TASK INSTRUCTIONS >> Each line containing the word "would" needs to be copied.

Stored records:
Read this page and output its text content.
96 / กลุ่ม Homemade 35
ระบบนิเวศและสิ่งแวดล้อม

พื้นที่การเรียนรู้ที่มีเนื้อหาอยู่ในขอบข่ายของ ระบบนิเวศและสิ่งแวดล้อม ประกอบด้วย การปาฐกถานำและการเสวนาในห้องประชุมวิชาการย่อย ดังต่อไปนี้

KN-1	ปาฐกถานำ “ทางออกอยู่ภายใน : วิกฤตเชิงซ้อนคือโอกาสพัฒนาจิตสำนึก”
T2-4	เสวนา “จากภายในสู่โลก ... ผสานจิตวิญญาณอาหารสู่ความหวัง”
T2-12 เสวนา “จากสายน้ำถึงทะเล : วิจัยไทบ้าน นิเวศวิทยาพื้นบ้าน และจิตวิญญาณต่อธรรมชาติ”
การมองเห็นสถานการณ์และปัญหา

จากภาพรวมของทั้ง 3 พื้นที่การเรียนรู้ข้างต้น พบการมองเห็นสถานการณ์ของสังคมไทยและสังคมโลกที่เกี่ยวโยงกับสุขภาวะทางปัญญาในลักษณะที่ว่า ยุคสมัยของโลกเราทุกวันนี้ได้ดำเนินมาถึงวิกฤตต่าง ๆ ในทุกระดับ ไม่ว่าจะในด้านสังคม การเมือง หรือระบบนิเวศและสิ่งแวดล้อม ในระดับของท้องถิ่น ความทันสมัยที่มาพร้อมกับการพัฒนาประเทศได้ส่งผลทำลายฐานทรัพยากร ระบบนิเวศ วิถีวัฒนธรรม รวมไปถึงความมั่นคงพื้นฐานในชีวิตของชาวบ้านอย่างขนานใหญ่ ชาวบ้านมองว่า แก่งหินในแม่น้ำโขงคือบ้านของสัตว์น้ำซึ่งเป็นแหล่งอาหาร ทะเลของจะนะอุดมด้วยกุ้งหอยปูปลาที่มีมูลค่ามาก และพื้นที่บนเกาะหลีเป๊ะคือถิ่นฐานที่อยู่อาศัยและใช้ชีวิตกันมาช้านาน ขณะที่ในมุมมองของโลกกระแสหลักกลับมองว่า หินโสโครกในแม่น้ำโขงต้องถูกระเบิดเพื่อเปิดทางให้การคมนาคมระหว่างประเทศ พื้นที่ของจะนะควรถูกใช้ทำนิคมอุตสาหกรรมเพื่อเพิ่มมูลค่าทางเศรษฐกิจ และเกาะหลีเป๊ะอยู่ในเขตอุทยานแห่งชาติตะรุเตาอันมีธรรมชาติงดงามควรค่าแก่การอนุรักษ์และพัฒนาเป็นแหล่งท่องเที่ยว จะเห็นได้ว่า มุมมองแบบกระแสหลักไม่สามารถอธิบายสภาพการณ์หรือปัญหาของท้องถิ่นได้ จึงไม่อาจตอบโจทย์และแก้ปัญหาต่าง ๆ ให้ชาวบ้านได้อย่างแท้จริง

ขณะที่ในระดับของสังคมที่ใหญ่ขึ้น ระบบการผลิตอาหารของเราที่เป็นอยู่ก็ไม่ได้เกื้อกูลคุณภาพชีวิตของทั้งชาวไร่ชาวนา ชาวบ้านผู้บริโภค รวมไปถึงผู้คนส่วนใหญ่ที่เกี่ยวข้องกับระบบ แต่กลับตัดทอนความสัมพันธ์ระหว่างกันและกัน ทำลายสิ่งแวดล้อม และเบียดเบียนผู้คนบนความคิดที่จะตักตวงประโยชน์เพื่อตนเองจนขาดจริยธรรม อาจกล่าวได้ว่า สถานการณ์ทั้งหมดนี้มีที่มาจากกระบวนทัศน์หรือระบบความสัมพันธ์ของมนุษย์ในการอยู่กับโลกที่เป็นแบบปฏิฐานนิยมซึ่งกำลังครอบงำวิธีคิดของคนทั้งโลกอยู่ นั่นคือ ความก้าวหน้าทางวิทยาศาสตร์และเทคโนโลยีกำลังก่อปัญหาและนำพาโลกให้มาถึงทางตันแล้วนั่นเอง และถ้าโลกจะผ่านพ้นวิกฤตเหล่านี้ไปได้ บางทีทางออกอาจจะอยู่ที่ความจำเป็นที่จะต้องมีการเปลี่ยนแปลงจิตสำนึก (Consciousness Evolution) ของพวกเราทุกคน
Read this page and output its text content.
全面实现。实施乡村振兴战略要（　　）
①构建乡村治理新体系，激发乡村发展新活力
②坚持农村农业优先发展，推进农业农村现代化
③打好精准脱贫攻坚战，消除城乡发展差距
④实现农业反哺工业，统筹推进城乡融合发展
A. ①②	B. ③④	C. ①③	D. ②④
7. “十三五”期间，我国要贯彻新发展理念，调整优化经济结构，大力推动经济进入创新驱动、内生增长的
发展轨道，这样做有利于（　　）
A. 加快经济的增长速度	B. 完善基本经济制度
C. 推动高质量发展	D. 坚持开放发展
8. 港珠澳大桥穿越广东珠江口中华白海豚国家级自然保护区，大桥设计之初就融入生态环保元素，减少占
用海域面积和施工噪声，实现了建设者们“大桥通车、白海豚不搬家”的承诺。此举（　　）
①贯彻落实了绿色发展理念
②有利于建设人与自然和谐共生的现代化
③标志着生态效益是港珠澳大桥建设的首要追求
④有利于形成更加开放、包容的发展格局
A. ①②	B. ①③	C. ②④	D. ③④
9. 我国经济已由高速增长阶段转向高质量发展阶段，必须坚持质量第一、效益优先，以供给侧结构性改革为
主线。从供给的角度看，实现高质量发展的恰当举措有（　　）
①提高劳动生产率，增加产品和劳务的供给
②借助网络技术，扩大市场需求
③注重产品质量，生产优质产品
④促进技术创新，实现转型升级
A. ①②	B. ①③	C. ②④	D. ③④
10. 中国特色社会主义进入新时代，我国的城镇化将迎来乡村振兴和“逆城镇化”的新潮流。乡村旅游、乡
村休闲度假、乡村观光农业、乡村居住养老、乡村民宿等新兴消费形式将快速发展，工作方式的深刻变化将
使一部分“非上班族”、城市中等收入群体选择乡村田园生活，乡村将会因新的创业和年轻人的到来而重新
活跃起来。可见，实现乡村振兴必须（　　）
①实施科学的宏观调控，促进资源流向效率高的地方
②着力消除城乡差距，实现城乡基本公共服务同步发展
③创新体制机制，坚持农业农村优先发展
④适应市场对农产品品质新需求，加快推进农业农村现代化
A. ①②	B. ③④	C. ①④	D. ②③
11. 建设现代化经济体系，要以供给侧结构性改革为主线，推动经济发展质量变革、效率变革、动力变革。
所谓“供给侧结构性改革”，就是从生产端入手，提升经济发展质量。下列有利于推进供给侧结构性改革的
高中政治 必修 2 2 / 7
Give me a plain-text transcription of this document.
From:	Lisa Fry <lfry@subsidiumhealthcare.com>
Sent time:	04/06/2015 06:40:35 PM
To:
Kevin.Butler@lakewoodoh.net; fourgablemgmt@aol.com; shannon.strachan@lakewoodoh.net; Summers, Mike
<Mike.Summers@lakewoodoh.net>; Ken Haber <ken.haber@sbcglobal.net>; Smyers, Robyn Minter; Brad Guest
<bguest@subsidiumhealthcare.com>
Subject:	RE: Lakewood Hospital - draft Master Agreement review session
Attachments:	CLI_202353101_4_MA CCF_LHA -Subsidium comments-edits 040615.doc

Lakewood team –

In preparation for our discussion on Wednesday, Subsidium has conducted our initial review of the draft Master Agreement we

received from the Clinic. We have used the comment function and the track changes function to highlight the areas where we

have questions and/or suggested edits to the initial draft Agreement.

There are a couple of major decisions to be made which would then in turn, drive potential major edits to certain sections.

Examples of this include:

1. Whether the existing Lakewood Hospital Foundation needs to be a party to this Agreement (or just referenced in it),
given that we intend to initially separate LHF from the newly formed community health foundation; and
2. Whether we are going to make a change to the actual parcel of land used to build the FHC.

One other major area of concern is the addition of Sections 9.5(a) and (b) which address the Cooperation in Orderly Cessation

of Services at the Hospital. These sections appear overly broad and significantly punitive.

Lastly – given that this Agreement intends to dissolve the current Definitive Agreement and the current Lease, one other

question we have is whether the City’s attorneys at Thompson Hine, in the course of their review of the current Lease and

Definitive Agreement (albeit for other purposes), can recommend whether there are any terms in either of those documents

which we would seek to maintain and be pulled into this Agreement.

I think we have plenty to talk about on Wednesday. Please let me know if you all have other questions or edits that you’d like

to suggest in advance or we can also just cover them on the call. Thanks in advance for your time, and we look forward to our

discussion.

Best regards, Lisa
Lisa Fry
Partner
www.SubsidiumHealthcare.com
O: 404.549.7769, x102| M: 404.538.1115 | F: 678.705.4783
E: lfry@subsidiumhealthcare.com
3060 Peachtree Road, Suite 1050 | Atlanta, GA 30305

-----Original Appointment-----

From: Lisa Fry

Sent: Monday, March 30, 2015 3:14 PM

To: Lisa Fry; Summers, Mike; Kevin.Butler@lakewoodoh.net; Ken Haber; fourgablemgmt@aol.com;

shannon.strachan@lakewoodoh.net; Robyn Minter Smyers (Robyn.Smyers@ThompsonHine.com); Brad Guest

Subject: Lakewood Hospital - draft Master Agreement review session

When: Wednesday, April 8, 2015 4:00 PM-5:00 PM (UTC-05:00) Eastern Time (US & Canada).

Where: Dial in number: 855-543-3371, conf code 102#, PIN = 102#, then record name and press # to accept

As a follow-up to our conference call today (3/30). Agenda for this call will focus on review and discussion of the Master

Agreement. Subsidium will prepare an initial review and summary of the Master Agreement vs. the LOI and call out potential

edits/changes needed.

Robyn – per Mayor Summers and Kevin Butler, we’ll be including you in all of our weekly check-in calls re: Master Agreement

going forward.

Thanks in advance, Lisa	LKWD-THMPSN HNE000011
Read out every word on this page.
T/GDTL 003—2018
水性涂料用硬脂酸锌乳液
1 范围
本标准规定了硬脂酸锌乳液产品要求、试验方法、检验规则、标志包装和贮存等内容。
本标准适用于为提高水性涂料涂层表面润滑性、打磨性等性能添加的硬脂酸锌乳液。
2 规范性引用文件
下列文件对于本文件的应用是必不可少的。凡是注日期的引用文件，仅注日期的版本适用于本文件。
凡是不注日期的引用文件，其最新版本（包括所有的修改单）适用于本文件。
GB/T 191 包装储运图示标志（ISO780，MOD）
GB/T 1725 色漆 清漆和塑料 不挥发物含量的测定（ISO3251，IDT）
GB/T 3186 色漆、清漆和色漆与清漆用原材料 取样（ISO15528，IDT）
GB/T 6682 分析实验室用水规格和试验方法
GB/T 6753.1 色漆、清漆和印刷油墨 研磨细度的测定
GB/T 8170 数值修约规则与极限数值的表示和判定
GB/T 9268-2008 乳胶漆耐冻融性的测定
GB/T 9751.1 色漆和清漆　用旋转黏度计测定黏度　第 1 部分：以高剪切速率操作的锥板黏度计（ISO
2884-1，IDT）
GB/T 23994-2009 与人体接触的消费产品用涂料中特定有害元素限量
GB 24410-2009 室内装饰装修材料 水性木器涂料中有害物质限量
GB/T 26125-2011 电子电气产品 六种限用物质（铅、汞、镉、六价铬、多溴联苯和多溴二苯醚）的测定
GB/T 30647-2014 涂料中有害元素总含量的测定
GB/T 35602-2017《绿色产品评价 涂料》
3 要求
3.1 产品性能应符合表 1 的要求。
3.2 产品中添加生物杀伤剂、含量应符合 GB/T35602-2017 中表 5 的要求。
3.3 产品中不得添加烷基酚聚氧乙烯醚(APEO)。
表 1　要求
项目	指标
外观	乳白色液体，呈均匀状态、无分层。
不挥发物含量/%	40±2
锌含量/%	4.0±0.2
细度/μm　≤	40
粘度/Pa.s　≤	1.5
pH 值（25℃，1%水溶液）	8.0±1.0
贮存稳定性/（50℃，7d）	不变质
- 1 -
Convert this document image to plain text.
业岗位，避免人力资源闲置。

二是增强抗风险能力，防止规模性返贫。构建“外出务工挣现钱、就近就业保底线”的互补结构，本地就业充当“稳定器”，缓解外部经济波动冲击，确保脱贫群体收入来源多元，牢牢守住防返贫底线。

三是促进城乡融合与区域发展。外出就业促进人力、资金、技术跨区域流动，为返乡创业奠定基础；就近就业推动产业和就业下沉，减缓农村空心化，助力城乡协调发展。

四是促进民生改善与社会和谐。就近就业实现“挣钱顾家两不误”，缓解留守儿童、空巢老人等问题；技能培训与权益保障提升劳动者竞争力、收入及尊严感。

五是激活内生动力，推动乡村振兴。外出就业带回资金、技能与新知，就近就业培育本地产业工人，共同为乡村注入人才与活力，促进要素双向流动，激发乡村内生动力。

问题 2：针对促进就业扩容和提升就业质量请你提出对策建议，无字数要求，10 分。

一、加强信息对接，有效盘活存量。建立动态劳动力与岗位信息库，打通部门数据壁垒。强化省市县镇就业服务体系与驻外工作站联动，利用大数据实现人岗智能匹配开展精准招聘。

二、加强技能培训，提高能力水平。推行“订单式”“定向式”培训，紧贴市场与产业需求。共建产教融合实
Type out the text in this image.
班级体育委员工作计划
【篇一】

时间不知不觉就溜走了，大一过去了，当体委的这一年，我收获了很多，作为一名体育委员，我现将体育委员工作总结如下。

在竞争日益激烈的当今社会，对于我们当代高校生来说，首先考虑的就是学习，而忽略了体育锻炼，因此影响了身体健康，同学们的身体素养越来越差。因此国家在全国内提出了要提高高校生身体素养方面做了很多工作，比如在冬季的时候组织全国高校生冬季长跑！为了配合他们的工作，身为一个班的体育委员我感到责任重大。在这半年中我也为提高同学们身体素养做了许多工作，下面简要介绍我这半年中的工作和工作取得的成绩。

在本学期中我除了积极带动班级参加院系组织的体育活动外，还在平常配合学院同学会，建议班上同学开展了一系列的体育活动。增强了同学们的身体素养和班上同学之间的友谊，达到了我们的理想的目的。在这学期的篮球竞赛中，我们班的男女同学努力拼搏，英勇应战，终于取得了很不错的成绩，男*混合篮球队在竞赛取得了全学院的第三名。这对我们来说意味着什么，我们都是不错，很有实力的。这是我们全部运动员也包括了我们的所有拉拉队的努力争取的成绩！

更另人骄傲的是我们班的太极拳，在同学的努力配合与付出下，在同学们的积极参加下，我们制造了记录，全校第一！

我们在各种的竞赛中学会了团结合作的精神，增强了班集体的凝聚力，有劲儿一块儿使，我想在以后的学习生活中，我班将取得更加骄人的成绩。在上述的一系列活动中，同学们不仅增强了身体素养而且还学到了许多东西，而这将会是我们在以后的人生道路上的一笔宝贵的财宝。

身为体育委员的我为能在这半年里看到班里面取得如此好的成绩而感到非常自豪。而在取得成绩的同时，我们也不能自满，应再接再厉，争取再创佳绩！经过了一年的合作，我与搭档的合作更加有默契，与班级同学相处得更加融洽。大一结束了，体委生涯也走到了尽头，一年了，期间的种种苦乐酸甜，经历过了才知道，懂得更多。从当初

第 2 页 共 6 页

IN RESPONSE >>
There are a couple of major decisions to be made which would then in turn, drive potential major edits to certain sections.
which we would seek to maintain and be pulled into this Agreement.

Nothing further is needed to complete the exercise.